[Data records]
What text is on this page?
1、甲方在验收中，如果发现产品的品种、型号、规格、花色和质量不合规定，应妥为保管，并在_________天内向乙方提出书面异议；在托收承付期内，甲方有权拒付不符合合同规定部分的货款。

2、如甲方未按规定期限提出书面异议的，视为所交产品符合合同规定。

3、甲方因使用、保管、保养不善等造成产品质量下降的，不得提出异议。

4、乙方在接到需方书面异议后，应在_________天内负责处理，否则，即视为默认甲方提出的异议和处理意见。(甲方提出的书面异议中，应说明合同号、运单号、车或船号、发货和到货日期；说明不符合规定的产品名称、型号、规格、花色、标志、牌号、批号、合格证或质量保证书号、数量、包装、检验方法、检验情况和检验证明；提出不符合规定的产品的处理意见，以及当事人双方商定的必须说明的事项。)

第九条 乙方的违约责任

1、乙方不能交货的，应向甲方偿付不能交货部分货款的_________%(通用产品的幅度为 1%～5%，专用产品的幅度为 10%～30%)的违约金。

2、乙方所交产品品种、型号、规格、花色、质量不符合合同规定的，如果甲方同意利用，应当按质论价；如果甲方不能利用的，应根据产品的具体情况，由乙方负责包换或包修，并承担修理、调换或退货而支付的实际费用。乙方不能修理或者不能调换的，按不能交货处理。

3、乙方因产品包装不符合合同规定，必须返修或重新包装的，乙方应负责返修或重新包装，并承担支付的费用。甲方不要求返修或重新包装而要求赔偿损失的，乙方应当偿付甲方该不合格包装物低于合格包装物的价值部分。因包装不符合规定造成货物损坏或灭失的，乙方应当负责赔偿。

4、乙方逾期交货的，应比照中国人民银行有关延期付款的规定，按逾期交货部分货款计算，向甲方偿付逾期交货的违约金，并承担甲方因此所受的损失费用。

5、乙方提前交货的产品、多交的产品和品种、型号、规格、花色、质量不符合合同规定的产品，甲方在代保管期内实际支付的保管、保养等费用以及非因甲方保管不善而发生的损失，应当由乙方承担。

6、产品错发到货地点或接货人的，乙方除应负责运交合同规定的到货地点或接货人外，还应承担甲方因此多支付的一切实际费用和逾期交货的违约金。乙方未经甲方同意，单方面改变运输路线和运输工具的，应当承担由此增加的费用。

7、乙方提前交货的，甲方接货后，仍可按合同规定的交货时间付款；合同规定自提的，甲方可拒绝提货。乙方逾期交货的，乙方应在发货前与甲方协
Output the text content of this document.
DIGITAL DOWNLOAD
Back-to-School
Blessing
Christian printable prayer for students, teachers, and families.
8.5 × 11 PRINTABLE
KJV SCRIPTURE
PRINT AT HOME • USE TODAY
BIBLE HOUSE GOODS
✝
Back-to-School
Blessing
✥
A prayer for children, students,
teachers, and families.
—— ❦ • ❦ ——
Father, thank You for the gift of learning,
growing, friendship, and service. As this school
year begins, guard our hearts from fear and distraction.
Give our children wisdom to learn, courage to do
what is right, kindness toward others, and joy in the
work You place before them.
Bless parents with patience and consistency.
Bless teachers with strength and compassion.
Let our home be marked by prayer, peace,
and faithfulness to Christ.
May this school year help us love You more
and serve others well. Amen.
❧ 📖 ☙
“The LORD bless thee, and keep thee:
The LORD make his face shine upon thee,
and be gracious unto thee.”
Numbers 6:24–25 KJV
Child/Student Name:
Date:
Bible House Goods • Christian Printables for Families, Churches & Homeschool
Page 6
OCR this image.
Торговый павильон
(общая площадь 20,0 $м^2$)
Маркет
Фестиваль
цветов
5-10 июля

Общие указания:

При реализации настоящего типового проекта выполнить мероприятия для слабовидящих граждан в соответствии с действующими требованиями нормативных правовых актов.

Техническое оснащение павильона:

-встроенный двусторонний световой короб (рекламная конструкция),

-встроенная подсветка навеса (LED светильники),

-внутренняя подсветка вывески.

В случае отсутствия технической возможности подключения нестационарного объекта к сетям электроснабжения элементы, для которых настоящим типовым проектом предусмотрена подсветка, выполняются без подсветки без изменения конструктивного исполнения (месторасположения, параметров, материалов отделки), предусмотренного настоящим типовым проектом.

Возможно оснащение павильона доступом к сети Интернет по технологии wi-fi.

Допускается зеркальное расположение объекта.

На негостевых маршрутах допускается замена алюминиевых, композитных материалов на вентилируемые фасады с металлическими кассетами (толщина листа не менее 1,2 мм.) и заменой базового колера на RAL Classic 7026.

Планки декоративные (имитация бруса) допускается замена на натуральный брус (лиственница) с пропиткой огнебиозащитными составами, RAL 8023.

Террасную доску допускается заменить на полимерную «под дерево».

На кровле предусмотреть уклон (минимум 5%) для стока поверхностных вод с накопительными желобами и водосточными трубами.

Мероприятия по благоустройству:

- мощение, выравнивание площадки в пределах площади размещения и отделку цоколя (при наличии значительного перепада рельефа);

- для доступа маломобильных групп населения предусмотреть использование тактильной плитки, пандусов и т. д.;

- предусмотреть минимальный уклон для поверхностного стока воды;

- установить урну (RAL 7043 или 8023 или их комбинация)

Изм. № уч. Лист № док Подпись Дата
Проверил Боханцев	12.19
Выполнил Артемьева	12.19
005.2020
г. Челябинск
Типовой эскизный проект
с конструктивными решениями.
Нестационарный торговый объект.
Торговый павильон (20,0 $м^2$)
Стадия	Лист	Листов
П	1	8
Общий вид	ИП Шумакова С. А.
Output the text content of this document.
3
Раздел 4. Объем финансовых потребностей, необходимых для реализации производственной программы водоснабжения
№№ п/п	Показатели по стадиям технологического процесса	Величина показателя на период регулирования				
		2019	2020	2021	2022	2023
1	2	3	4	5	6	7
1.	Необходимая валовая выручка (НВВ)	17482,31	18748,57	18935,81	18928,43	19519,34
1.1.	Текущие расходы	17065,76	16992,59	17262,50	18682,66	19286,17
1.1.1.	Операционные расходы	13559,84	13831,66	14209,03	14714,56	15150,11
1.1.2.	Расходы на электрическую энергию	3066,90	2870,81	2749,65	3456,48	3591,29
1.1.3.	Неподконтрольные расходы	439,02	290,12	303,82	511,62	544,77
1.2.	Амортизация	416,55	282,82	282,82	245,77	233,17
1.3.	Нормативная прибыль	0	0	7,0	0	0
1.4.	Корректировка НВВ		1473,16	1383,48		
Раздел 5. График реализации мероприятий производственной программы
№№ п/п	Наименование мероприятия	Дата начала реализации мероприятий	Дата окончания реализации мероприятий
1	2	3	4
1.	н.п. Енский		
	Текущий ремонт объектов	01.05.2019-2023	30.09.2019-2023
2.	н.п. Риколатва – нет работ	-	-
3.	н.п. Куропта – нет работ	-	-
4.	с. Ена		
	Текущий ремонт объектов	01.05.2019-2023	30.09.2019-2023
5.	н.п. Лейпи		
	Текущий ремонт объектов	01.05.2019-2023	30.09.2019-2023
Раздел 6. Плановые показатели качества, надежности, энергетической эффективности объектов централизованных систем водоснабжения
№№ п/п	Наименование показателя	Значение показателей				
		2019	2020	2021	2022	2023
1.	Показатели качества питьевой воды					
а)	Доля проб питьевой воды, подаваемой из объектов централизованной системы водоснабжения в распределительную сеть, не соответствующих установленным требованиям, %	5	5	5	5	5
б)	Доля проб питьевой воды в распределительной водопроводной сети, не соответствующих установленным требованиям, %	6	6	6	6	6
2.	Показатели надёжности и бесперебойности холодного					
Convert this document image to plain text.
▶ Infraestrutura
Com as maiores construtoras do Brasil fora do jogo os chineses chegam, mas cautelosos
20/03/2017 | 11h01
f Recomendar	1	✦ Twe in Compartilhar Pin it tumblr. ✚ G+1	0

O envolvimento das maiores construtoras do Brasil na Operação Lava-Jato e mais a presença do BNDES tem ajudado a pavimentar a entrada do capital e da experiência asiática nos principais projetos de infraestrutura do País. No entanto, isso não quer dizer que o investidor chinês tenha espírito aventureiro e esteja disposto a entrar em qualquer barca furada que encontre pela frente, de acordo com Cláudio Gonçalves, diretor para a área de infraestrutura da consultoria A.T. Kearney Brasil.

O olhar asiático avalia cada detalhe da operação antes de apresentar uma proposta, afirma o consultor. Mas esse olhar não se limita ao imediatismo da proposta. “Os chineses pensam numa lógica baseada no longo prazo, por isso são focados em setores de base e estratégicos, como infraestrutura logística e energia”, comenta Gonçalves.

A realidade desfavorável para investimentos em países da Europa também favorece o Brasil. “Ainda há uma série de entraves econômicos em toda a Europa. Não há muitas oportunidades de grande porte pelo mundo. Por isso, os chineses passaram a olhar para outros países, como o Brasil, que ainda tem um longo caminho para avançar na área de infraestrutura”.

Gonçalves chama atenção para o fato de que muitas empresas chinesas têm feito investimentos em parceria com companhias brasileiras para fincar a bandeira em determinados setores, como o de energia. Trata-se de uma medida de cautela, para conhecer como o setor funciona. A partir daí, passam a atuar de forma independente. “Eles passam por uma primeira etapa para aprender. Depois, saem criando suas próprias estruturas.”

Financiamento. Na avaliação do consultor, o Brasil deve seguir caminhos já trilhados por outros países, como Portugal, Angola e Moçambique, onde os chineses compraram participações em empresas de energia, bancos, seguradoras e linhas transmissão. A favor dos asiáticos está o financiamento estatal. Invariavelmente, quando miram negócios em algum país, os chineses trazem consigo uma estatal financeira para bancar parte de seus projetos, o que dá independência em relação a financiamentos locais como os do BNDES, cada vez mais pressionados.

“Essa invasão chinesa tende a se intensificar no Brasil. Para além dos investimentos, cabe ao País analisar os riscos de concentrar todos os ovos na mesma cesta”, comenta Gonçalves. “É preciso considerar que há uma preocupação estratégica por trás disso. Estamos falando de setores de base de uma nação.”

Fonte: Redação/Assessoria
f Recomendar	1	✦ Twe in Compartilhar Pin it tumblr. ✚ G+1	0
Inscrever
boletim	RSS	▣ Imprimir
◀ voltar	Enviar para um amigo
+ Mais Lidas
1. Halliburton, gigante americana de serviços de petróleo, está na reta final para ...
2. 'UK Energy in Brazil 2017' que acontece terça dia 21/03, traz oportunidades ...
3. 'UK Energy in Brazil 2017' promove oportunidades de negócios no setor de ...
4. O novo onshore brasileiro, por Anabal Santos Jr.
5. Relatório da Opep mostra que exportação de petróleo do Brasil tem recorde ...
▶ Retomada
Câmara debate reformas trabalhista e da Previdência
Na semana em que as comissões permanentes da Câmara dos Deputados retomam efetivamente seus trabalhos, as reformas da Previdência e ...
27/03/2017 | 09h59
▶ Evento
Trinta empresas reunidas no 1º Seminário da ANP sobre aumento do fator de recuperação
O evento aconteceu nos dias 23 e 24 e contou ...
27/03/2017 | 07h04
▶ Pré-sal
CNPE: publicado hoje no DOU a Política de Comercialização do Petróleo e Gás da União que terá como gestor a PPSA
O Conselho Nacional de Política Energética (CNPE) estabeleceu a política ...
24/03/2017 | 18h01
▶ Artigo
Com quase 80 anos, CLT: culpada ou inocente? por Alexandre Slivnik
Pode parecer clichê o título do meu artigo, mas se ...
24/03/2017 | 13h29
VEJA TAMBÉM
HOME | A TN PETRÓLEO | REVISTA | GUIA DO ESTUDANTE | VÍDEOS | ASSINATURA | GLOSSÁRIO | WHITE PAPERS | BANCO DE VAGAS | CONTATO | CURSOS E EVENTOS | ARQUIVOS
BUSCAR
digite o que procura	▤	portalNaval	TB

▶ _Aim_
From the data above, count the lines where "уклон" occurs and give that figure and nothing else.

▶ _Exercise answer_
2